━━━━━ Entries supplied ━━━━━
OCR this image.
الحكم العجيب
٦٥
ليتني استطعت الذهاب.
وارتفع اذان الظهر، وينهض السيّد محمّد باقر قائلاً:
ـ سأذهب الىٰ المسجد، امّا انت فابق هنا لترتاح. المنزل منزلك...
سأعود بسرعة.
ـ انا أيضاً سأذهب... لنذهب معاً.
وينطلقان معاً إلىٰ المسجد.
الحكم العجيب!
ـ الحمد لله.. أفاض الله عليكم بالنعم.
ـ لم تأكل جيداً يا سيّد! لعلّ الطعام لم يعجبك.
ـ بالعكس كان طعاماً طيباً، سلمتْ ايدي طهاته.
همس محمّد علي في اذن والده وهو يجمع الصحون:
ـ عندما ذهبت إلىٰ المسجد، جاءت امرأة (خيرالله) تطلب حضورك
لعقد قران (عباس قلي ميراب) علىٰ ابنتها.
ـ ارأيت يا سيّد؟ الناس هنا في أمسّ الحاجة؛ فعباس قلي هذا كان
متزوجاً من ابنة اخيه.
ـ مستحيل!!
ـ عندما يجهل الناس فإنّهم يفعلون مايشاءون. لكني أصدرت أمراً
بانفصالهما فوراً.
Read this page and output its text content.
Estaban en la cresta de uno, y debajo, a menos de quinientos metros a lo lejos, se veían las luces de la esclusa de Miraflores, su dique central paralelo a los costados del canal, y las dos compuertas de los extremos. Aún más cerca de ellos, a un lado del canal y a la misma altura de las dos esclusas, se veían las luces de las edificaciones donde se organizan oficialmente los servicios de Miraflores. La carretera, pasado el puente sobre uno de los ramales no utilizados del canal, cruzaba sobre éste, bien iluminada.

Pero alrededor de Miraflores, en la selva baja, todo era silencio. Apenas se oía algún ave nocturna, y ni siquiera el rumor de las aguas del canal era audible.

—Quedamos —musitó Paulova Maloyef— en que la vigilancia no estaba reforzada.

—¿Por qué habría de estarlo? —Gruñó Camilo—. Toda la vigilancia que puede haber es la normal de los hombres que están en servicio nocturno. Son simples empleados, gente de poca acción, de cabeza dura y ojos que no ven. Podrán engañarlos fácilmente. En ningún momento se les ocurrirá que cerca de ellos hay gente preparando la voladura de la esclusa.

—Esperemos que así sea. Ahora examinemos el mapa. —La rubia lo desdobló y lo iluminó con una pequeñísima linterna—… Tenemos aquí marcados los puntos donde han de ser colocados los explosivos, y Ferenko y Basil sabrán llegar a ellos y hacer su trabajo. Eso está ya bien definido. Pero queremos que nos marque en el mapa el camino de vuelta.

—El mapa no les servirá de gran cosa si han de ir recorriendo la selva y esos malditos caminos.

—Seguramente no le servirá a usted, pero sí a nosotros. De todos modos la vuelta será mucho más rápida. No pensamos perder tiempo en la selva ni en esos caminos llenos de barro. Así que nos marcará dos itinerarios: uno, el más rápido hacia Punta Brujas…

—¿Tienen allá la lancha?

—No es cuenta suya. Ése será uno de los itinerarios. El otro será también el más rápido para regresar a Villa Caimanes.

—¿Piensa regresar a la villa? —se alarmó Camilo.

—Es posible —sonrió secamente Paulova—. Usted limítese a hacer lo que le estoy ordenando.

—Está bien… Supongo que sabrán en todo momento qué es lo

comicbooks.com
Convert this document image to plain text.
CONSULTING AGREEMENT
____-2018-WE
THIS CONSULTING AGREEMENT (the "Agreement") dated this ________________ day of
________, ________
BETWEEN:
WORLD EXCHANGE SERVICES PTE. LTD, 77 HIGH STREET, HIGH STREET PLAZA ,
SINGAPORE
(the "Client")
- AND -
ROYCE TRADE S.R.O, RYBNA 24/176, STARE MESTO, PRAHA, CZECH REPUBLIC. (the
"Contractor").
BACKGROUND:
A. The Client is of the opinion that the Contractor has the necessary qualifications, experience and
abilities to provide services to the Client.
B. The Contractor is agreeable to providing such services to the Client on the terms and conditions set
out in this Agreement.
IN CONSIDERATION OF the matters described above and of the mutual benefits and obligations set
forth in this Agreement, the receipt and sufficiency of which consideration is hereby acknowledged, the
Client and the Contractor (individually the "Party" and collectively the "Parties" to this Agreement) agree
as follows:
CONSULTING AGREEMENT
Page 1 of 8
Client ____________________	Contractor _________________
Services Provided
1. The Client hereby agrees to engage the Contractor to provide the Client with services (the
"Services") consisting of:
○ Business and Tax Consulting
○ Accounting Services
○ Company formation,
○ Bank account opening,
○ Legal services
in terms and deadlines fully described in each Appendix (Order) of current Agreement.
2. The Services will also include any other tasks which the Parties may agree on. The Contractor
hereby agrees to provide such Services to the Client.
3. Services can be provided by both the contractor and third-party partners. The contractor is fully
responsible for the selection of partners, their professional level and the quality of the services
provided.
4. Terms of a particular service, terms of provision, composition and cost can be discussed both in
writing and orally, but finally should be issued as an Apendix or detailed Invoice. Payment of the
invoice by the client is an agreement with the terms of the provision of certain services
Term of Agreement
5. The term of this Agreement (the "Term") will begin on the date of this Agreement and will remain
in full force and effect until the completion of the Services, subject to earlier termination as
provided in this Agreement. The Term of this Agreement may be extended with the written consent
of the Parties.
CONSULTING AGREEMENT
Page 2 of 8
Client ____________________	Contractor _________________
━━━━━
The problem —
Count up every line above that has the word "partners" in it; answer with the number alone.

Exercise response —
2